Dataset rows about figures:
━━━━━━━━━━━━━━━━
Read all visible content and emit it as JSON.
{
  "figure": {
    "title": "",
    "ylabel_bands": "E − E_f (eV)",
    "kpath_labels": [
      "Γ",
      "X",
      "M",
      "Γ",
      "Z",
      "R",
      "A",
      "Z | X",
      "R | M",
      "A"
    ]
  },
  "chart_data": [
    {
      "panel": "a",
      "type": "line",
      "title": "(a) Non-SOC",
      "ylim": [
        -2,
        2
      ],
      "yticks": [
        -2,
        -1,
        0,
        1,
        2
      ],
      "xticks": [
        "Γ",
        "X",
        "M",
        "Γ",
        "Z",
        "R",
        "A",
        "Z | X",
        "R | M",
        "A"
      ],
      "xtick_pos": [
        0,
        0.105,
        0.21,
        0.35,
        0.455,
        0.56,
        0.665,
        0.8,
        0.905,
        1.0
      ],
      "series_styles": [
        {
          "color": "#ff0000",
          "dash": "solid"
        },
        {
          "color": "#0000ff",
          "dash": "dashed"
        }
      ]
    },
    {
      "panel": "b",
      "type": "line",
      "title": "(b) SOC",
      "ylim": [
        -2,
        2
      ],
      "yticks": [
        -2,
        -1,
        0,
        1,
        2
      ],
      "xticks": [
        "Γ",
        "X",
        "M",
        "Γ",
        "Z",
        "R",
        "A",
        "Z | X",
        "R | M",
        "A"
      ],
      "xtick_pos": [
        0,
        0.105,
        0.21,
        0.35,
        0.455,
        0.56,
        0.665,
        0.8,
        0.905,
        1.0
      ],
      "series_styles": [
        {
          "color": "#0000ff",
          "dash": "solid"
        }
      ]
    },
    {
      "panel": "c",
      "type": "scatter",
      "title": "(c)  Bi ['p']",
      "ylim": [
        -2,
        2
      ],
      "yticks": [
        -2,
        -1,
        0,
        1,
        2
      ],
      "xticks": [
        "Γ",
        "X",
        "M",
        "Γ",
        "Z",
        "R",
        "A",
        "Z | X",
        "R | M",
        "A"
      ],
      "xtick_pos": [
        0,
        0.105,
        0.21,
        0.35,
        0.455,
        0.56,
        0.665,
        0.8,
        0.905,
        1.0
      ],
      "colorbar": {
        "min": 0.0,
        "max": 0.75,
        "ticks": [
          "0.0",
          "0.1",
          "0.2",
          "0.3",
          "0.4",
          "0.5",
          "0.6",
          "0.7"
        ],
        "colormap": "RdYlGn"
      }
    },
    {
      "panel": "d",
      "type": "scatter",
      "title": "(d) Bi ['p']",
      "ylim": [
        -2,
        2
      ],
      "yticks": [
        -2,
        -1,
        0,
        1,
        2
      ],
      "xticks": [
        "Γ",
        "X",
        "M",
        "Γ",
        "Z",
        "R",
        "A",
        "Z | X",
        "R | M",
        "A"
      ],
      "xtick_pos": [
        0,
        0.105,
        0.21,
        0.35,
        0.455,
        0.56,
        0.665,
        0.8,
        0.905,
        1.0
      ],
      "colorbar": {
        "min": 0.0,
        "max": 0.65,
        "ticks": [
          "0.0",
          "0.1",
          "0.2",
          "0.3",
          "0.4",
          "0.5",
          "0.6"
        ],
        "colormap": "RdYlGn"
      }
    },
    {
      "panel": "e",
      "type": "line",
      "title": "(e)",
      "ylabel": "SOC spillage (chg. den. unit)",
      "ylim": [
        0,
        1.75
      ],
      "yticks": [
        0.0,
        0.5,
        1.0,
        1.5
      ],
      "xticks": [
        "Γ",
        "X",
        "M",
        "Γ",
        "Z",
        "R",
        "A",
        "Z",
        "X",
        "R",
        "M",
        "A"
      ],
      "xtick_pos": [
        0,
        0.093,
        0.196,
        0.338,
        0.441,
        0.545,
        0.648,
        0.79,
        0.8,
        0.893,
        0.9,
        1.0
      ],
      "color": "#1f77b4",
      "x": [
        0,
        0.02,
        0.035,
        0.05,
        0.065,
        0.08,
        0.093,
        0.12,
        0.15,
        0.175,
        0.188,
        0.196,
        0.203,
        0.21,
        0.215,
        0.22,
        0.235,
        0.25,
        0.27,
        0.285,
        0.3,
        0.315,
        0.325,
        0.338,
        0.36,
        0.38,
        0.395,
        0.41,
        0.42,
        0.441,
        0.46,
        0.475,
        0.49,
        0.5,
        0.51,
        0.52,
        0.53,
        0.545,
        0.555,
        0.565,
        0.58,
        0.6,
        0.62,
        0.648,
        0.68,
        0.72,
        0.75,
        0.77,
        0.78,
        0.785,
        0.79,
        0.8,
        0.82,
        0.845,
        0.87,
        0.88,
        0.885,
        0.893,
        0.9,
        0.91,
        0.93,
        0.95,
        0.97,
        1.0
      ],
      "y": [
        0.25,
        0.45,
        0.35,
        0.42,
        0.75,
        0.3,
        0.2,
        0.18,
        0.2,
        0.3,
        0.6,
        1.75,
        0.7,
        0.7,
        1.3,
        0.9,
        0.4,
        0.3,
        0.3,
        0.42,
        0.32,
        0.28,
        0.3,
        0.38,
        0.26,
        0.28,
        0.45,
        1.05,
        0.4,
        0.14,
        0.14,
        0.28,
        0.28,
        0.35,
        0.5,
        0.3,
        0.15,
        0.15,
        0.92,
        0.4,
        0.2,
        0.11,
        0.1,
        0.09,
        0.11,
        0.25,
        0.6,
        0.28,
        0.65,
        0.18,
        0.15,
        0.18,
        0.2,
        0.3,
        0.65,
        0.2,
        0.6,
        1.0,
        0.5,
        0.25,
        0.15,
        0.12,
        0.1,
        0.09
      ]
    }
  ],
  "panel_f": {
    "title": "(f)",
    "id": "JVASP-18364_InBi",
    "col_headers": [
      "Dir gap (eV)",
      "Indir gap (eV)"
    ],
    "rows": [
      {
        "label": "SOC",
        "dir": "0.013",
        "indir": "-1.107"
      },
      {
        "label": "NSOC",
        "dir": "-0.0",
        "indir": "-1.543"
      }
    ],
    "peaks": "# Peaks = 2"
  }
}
━━━━━━━━━━━━━━━━
§ **GIVEN PROBLEM**:
Go through the records above and retype each one exactly.

§ **RESULT OF THIS TASK**:
Read all visible content and emit it as JSON.
{
  "figure": {
    "title": "",
    "ylabel_bands": "E − E_f (eV)",
    "kpath_labels": [
      "Γ",
      "X",
      "M",
      "Γ",
      "Z",
      "R",
      "A",
      "Z | X",
      "R | M",
      "A"
    ]
  },
  "chart_data": [
    {
      "panel": "a",
      "type": "line",
      "title": "(a) Non-SOC",
      "ylim": [
        -2,
        2
      ],
      "yticks": [
        -2,
        -1,
        0,
        1,
        2
      ],
      "xticks": [
        "Γ",
        "X",
        "M",
        "Γ",
        "Z",
        "R",
        "A",
        "Z | X",
        "R | M",
        "A"
      ],
      "xtick_pos": [
        0,
        0.105,
        0.21,
        0.35,
        0.455,
        0.56,
        0.665,
        0.8,
        0.905,
        1.0
      ],
      "series_styles": [
        {
          "color": "#ff0000",
          "dash": "solid"
        },
        {
          "color": "#0000ff",
          "dash": "dashed"
        }
      ]
    },
    {
      "panel": "b",
      "type": "line",
      "title": "(b) SOC",
      "ylim": [
        -2,
        2
      ],
      "yticks": [
        -2,
        -1,
        0,
        1,
        2
      ],
      "xticks": [
        "Γ",
        "X",
        "M",
        "Γ",
        "Z",
        "R",
        "A",
        "Z | X",
        "R | M",
        "A"
      ],
      "xtick_pos": [
        0,
        0.105,
        0.21,
        0.35,
        0.455,
        0.56,
        0.665,
        0.8,
        0.905,
        1.0
      ],
      "series_styles": [
        {
          "color": "#0000ff",
          "dash": "solid"
        }
      ]
    },
    {
      "panel": "c",
      "type": "scatter",
      "title": "(c)  Bi ['p']",
      "ylim": [
        -2,
        2
      ],
      "yticks": [
        -2,
        -1,
        0,
        1,
        2
      ],
      "xticks": [
        "Γ",
        "X",
        "M",
        "Γ",
        "Z",
        "R",
        "A",
        "Z | X",
        "R | M",
        "A"
      ],
      "xtick_pos": [
        0,
        0.105,
        0.21,
        0.35,
        0.455,
        0.56,
        0.665,
        0.8,
        0.905,
        1.0
      ],
      "colorbar": {
        "min": 0.0,
        "max": 0.75,
        "ticks": [
          "0.0",
          "0.1",
          "0.2",
          "0.3",
          "0.4",
          "0.5",
          "0.6",
          "0.7"
        ],
        "colormap": "RdYlGn"
      }
    },
    {
      "panel": "d",
      "type": "scatter",
      "title": "(d) Bi ['p']",
      "ylim": [
        -2,
        2
      ],
      "yticks": [
        -2,
        -1,
        0,
        1,
        2
      ],
      "xticks": [
        "Γ",
        "X",
        "M",
        "Γ",
        "Z",
        "R",
        "A",
        "Z | X",
        "R | M",
        "A"
      ],
      "xtick_pos": [
        0,
        0.105,
        0.21,
        0.35,
        0.455,
        0.56,
        0.665,
        0.8,
        0.905,
        1.0
      ],
      "colorbar": {
        "min": 0.0,
        "max": 0.65,
        "ticks": [
          "0.0",
          "0.1",
          "0.2",
          "0.3",
          "0.4",
          "0.5",
          "0.6"
        ],
        "colormap": "RdYlGn"
      }
    },
    {
      "panel": "e",
      "type": "line",
      "title": "(e)",
      "ylabel": "SOC spillage (chg. den. unit)",
      "ylim": [
        0,
        1.75
      ],
      "yticks": [
        0.0,
        0.5,
        1.0,
        1.5
      ],
      "xticks": [
        "Γ",
        "X",
        "M",
        "Γ",
        "Z",
        "R",
        "A",
        "Z",
        "X",
        "R",
        "M",
        "A"
      ],
      "xtick_pos": [
        0,
        0.093,
        0.196,
        0.338,
        0.441,
        0.545,
        0.648,
        0.79,
        0.8,
        0.893,
        0.9,
        1.0
      ],
      "color": "#1f77b4",
      "x": [
        0,
        0.02,
        0.035,
        0.05,
        0.065,
        0.08,
        0.093,
        0.12,
        0.15,
        0.175,
        0.188,
        0.196,
        0.203,
        0.21,
        0.215,
        0.22,
        0.235,
        0.25,
        0.27,
        0.285,
        0.3,
        0.315,
        0.325,
        0.338,
        0.36,
        0.38,
        0.395,
        0.41,
        0.42,
        0.441,
        0.46,
        0.475,
        0.49,
        0.5,
        0.51,
        0.52,
        0.53,
        0.545,
        0.555,
        0.565,
        0.58,
        0.6,
        0.62,
        0.648,
        0.68,
        0.72,
        0.75,
        0.77,
        0.78,
        0.785,
        0.79,
        0.8,
        0.82,
        0.845,
        0.87,
        0.88,
        0.885,
        0.893,
        0.9,
        0.91,
        0.93,
        0.95,
        0.97,
        1.0
      ],
      "y": [
        0.25,
        0.45,
        0.35,
        0.42,
        0.75,
        0.3,
        0.2,
        0.18,
        0.2,
        0.3,
        0.6,
        1.75,
        0.7,
        0.7,
        1.3,
        0.9,
        0.4,
        0.3,
        0.3,
        0.42,
        0.32,
        0.28,
        0.3,
        0.38,
        0.26,
        0.28,
        0.45,
        1.05,
        0.4,
        0.14,
        0.14,
        0.28,
        0.28,
        0.35,
        0.5,
        0.3,
        0.15,
        0.15,
        0.92,
        0.4,
        0.2,
        0.11,
        0.1,
        0.09,
        0.11,
        0.25,
        0.6,
        0.28,
        0.65,
        0.18,
        0.15,
        0.18,
        0.2,
        0.3,
        0.65,
        0.2,
        0.6,
        1.0,
        0.5,
        0.25,
        0.15,
        0.12,
        0.1,
        0.09
      ]
    }
  ],
  "panel_f": {
    "title": "(f)",
    "id": "JVASP-18364_InBi",
    "col_headers": [
      "Dir gap (eV)",
      "Indir gap (eV)"
    ],
    "rows": [
      {
        "label": "SOC",
        "dir": "0.013",
        "indir": "-1.107"
      },
      {
        "label": "NSOC",
        "dir": "-0.0",
        "indir": "-1.543"
      }
    ],
    "peaks": "# Peaks = 2"
  }
}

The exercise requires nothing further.